[Data records]
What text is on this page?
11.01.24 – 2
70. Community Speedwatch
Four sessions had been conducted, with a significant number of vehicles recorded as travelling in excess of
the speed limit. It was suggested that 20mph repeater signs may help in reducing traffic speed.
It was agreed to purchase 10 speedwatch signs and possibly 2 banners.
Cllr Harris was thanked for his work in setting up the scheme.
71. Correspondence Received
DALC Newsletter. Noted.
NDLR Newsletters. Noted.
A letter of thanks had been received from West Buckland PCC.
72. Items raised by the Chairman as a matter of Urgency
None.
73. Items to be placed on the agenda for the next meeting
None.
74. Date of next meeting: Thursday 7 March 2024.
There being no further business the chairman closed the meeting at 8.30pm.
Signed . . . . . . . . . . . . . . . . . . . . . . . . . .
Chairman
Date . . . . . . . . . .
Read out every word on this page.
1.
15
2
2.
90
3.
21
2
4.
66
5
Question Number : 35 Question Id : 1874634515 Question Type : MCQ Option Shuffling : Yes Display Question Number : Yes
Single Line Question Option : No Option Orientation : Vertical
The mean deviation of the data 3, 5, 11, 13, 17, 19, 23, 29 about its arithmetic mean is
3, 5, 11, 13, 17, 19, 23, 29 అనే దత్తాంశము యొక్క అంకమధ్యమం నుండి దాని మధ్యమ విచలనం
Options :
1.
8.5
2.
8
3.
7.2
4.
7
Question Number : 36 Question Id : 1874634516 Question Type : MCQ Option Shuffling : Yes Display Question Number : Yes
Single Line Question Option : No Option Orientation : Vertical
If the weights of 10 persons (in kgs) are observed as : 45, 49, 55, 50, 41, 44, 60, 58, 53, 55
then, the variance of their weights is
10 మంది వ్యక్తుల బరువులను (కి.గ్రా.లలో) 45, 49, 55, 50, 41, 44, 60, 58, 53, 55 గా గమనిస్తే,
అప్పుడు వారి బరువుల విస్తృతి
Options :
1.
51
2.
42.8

### [Work to be completed]
Your answer should be a single number: how many lines in the data above include "page"?

### [Solution to the exercise]
2